Exercise goal -
Return all entries precisely as they stand, without the images.

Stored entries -
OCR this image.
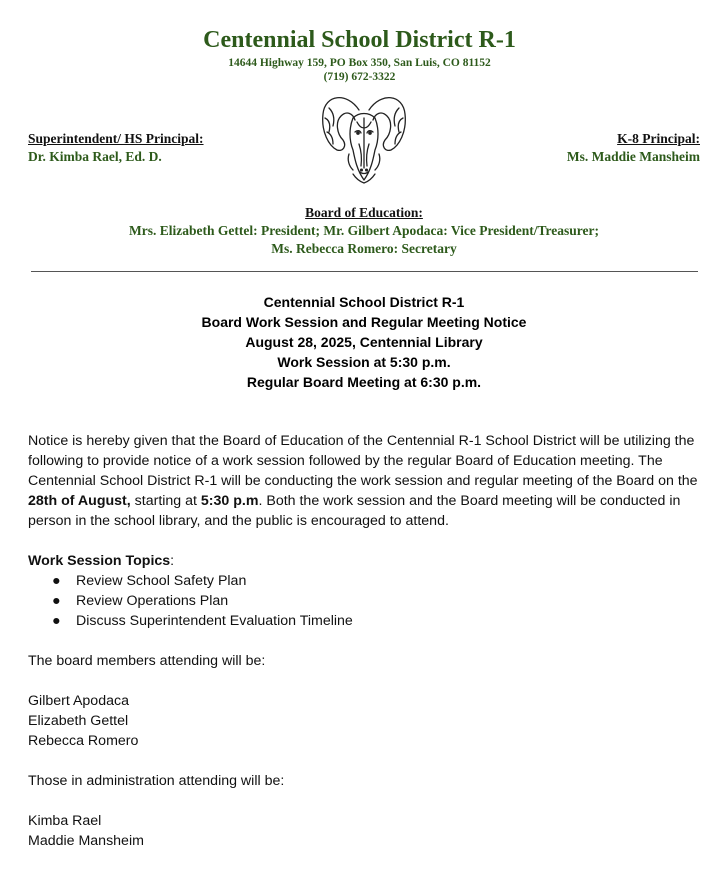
Centennial School District R-1
14644 Highway 159, PO Box 350, San Luis, CO 81152
(719) 672-3322
Superintendent/ HS Principal:
Dr. Kimba Rael, Ed. D.
K-8 Principal:
Ms. Maddie Mansheim
Board of Education:
Mrs. Elizabeth Gettel: President; Mr. Gilbert Apodaca: Vice President/Treasurer;
Ms. Rebecca Romero: Secretary
Centennial School District R-1
Board Work Session and Regular Meeting Notice
August 28, 2025, Centennial Library
Work Session at 5:30 p.m.
Regular Board Meeting at 6:30 p.m.

Notice is hereby given that the Board of Education of the Centennial R-1 School District will be utilizing the following to provide notice of a work session followed by the regular Board of Education meeting. The Centennial School District R-1 will be conducting the work session and regular meeting of the Board on the 28th of August, starting at 5:30 p.m. Both the work session and the Board meeting will be conducted in person in the school library, and the public is encouraged to attend.

Work Session Topics:

● Review School Safety Plan
● Review Operations Plan
● Discuss Superintendent Evaluation Timeline

The board members attending will be:

Gilbert Apodaca

Elizabeth Gettel

Rebecca Romero

Those in administration attending will be:

Kimba Rael

Maddie Mansheim
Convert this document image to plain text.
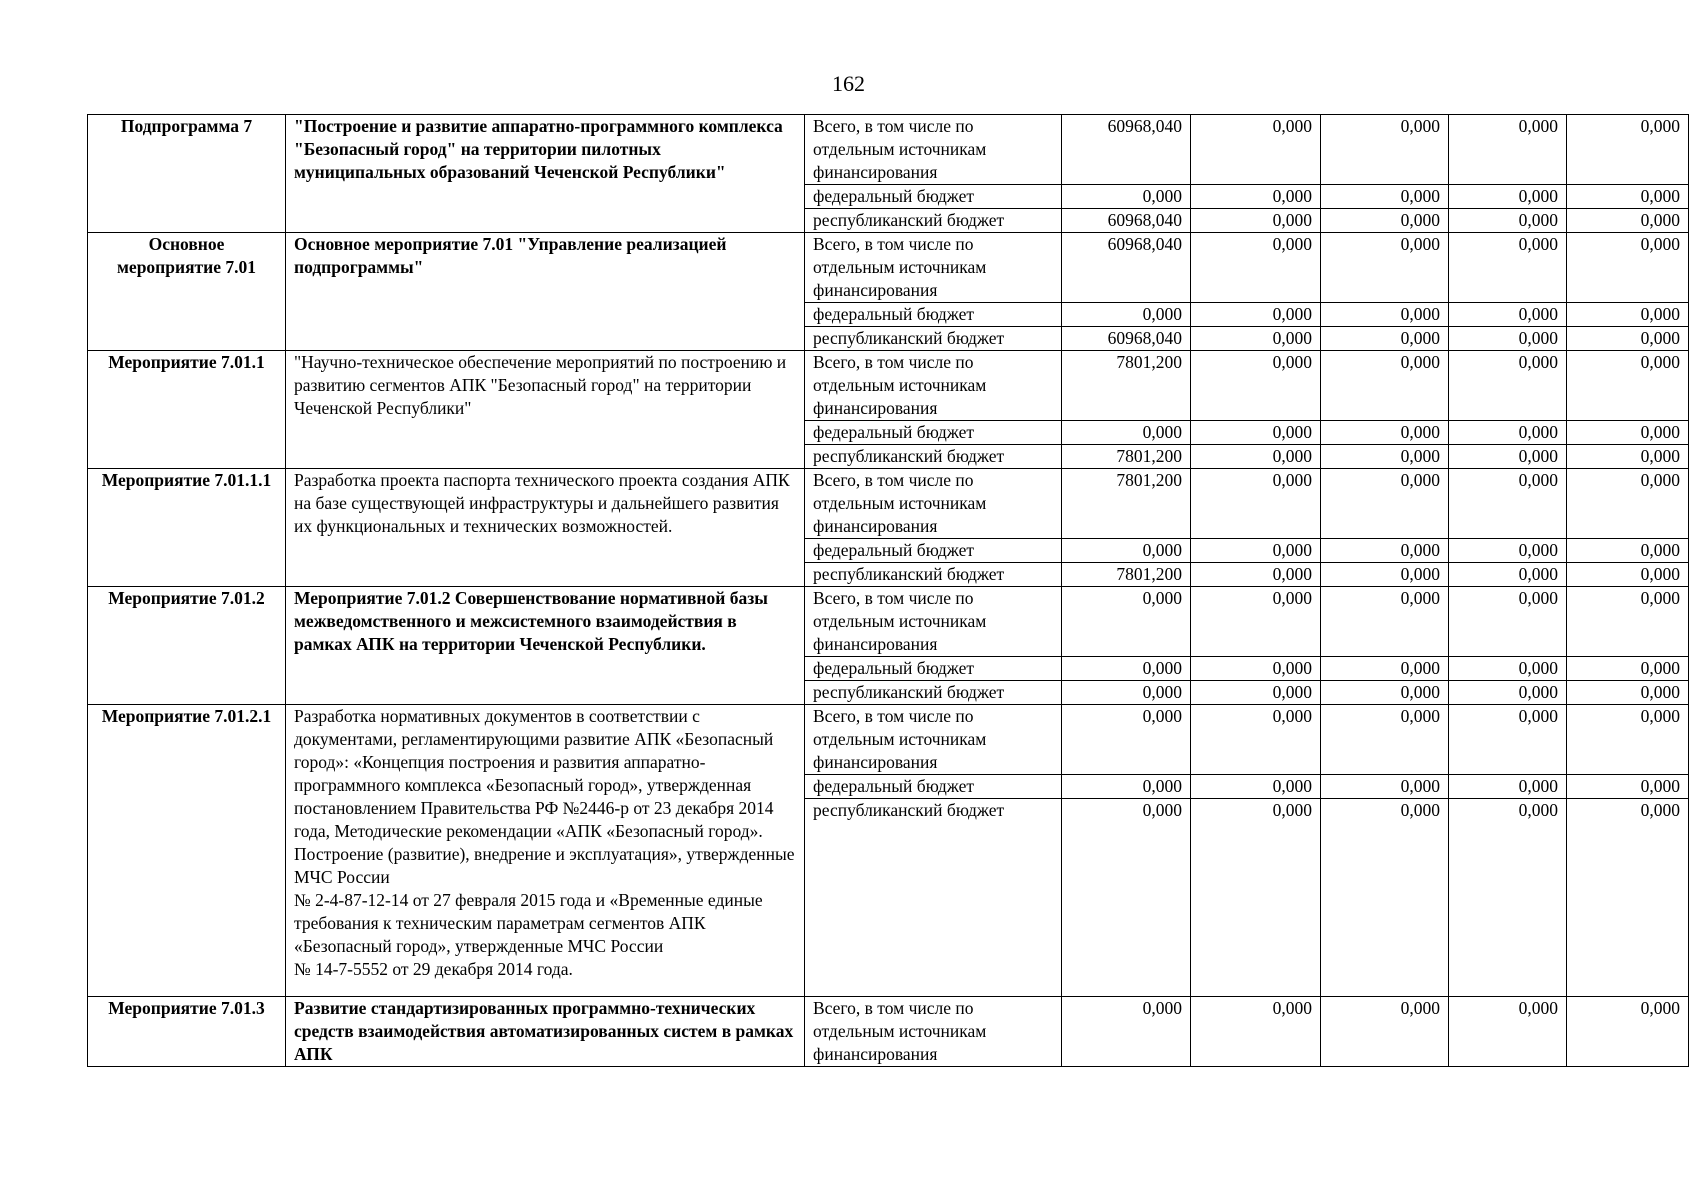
162
Подпрограмма 7	"Построение и развитие аппаратно-программного комплекса "Безопасный город" на территории пилотных муниципальных образований Чеченской Республики"	Всего, в том числе по отдельным источникам финансирования	60968,040	0,000	0,000	0,000	0,000
		федеральный бюджет	0,000	0,000	0,000	0,000	0,000
		республиканский бюджет	60968,040	0,000	0,000	0,000	0,000
Основное мероприятие 7.01	Основное мероприятие 7.01 "Управление реализацией подпрограммы"	Всего, в том числе по отдельным источникам финансирования	60968,040	0,000	0,000	0,000	0,000
		федеральный бюджет	0,000	0,000	0,000	0,000	0,000
		республиканский бюджет	60968,040	0,000	0,000	0,000	0,000
Мероприятие 7.01.1	"Научно-техническое обеспечение мероприятий по построению и развитию сегментов АПК "Безопасный город" на территории Чеченской Республики"	Всего, в том числе по отдельным источникам финансирования	7801,200	0,000	0,000	0,000	0,000
		федеральный бюджет	0,000	0,000	0,000	0,000	0,000
		республиканский бюджет	7801,200	0,000	0,000	0,000	0,000
Мероприятие 7.01.1.1	Разработка проекта паспорта технического проекта создания АПК на базе существующей инфраструктуры и дальнейшего развития их функциональных и технических возможностей.	Всего, в том числе по отдельным источникам финансирования	7801,200	0,000	0,000	0,000	0,000
		федеральный бюджет	0,000	0,000	0,000	0,000	0,000
		республиканский бюджет	7801,200	0,000	0,000	0,000	0,000
Мероприятие 7.01.2	Мероприятие 7.01.2 Совершенствование нормативной базы межведомственного и межсистемного взаимодействия в рамках АПК на территории Чеченской Республики.	Всего, в том числе по отдельным источникам финансирования	0,000	0,000	0,000	0,000	0,000
		федеральный бюджет	0,000	0,000	0,000	0,000	0,000
		республиканский бюджет	0,000	0,000	0,000	0,000	0,000
Мероприятие 7.01.2.1	Разработка нормативных документов в соответствии с документами, регламентирующими развитие АПК «Безопасный город»: «Концепция построения и развития аппаратно-программного комплекса «Безопасный город», утвержденная постановлением Правительства РФ №2446-р от 23 декабря 2014 года, Методические рекомендации «АПК «Безопасный город». Построение (развитие), внедрение и эксплуатация», утвержденные МЧС России
№ 2-4-87-12-14 от 27 февраля 2015 года и «Временные единые требования к техническим параметрам сегментов АПК «Безопасный город», утвержденные МЧС России
№ 14-7-5552 от 29 декабря 2014 года.	Всего, в том числе по отдельным источникам финансирования	0,000	0,000	0,000	0,000	0,000
		федеральный бюджет	0,000	0,000	0,000	0,000	0,000
		республиканский бюджет	0,000	0,000	0,000	0,000	0,000
Мероприятие 7.01.3	Развитие стандартизированных программно-технических средств взаимодействия автоматизированных систем в рамках АПК	Всего, в том числе по отдельным источникам финансирования	0,000	0,000	0,000	0,000	0,000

Task response -
OCR this image.
Centennial School District R-1
14644 Highway 159, PO Box 350, San Luis, CO 81152
(719) 672-3322
Superintendent/ HS Principal:
Dr. Kimba Rael, Ed. D.
K-8 Principal:
Ms. Maddie Mansheim
Board of Education:
Mrs. Elizabeth Gettel: President; Mr. Gilbert Apodaca: Vice President/Treasurer;
Ms. Rebecca Romero: Secretary
Centennial School District R-1
Board Work Session and Regular Meeting Notice
August 28, 2025, Centennial Library
Work Session at 5:30 p.m.
Regular Board Meeting at 6:30 p.m.

Notice is hereby given that the Board of Education of the Centennial R-1 School District will be utilizing the following to provide notice of a work session followed by the regular Board of Education meeting. The Centennial School District R-1 will be conducting the work session and regular meeting of the Board on the 28th of August, starting at 5:30 p.m. Both the work session and the Board meeting will be conducted in person in the school library, and the public is encouraged to attend.

Work Session Topics:

● Review School Safety Plan
● Review Operations Plan
● Discuss Superintendent Evaluation Timeline

The board members attending will be:

Gilbert Apodaca

Elizabeth Gettel

Rebecca Romero

Those in administration attending will be:

Kimba Rael

Maddie Mansheim
Convert this document image to plain text.
162
Подпрограмма 7	"Построение и развитие аппаратно-программного комплекса "Безопасный город" на территории пилотных муниципальных образований Чеченской Республики"	Всего, в том числе по отдельным источникам финансирования	60968,040	0,000	0,000	0,000	0,000
		федеральный бюджет	0,000	0,000	0,000	0,000	0,000
		республиканский бюджет	60968,040	0,000	0,000	0,000	0,000
Основное мероприятие 7.01	Основное мероприятие 7.01 "Управление реализацией подпрограммы"	Всего, в том числе по отдельным источникам финансирования	60968,040	0,000	0,000	0,000	0,000
		федеральный бюджет	0,000	0,000	0,000	0,000	0,000
		республиканский бюджет	60968,040	0,000	0,000	0,000	0,000
Мероприятие 7.01.1	"Научно-техническое обеспечение мероприятий по построению и развитию сегментов АПК "Безопасный город" на территории Чеченской Республики"	Всего, в том числе по отдельным источникам финансирования	7801,200	0,000	0,000	0,000	0,000
		федеральный бюджет	0,000	0,000	0,000	0,000	0,000
		республиканский бюджет	7801,200	0,000	0,000	0,000	0,000
Мероприятие 7.01.1.1	Разработка проекта паспорта технического проекта создания АПК на базе существующей инфраструктуры и дальнейшего развития их функциональных и технических возможностей.	Всего, в том числе по отдельным источникам финансирования	7801,200	0,000	0,000	0,000	0,000
		федеральный бюджет	0,000	0,000	0,000	0,000	0,000
		республиканский бюджет	7801,200	0,000	0,000	0,000	0,000
Мероприятие 7.01.2	Мероприятие 7.01.2 Совершенствование нормативной базы межведомственного и межсистемного взаимодействия в рамках АПК на территории Чеченской Республики.	Всего, в том числе по отдельным источникам финансирования	0,000	0,000	0,000	0,000	0,000
		федеральный бюджет	0,000	0,000	0,000	0,000	0,000
		республиканский бюджет	0,000	0,000	0,000	0,000	0,000
Мероприятие 7.01.2.1	Разработка нормативных документов в соответствии с документами, регламентирующими развитие АПК «Безопасный город»: «Концепция построения и развития аппаратно-программного комплекса «Безопасный город», утвержденная постановлением Правительства РФ №2446-р от 23 декабря 2014 года, Методические рекомендации «АПК «Безопасный город». Построение (развитие), внедрение и эксплуатация», утвержденные МЧС России
№ 2-4-87-12-14 от 27 февраля 2015 года и «Временные единые требования к техническим параметрам сегментов АПК «Безопасный город», утвержденные МЧС России
№ 14-7-5552 от 29 декабря 2014 года.	Всего, в том числе по отдельным источникам финансирования	0,000	0,000	0,000	0,000	0,000
		федеральный бюджет	0,000	0,000	0,000	0,000	0,000
		республиканский бюджет	0,000	0,000	0,000	0,000	0,000
Мероприятие 7.01.3	Развитие стандартизированных программно-технических средств взаимодействия автоматизированных систем в рамках АПК	Всего, в том числе по отдельным источникам финансирования	0,000	0,000	0,000	0,000	0,000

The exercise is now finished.